### Written problem
Count every line in the entries that contains "significantly". Report that count alone.

--- Information supplied ---

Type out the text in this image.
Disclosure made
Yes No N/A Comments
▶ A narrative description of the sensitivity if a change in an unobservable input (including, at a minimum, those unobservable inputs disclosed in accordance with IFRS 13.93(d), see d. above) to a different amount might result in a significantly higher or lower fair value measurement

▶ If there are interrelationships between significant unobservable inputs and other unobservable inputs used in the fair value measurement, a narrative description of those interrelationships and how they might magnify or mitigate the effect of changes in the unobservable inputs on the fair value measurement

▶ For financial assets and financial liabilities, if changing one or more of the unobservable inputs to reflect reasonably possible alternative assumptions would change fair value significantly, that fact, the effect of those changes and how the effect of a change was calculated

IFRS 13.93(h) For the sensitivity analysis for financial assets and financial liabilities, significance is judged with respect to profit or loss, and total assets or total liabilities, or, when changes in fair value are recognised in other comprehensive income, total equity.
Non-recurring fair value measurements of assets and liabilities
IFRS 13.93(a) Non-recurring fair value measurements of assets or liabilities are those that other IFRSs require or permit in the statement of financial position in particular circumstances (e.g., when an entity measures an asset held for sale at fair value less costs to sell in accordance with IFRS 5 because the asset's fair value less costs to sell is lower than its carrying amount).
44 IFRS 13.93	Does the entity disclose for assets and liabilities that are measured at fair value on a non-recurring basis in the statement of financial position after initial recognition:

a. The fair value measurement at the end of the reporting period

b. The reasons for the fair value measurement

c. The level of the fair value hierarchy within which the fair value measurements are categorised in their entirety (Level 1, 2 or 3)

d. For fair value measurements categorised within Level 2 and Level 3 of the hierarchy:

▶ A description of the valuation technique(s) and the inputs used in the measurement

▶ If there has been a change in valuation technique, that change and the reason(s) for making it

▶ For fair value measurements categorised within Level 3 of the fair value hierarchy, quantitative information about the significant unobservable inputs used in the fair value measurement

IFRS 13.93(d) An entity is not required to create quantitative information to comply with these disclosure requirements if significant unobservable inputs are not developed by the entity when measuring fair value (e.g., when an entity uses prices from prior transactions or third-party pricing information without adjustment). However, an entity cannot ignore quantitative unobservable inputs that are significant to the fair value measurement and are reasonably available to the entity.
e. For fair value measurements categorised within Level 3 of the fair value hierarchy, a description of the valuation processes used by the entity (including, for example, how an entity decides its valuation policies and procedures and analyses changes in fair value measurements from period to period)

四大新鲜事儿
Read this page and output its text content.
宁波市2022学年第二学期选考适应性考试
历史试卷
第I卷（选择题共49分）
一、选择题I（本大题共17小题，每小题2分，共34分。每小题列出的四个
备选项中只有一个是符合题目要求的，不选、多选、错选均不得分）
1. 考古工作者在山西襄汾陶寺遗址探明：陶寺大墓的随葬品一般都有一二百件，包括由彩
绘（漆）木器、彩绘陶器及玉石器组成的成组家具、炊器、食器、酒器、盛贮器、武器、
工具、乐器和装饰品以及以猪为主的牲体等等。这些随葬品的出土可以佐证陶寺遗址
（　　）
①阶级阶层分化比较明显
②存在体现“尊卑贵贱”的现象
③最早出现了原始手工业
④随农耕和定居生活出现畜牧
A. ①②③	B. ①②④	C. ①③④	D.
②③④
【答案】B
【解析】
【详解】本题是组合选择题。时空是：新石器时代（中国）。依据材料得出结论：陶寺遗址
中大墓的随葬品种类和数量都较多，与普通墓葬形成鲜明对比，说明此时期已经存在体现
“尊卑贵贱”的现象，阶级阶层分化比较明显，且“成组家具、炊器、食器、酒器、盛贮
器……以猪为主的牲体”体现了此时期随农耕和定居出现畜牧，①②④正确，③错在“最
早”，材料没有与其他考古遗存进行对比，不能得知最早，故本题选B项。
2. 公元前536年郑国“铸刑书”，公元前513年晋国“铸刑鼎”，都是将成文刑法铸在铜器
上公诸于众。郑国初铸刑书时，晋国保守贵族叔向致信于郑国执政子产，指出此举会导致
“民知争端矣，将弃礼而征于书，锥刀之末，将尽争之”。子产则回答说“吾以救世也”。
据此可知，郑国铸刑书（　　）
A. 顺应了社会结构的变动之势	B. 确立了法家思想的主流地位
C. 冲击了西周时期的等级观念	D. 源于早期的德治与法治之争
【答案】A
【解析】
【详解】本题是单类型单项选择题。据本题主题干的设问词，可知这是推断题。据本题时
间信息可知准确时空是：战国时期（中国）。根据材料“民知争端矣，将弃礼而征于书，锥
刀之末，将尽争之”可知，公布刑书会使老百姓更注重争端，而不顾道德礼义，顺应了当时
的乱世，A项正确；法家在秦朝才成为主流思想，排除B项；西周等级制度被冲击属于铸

---

### Written solution
2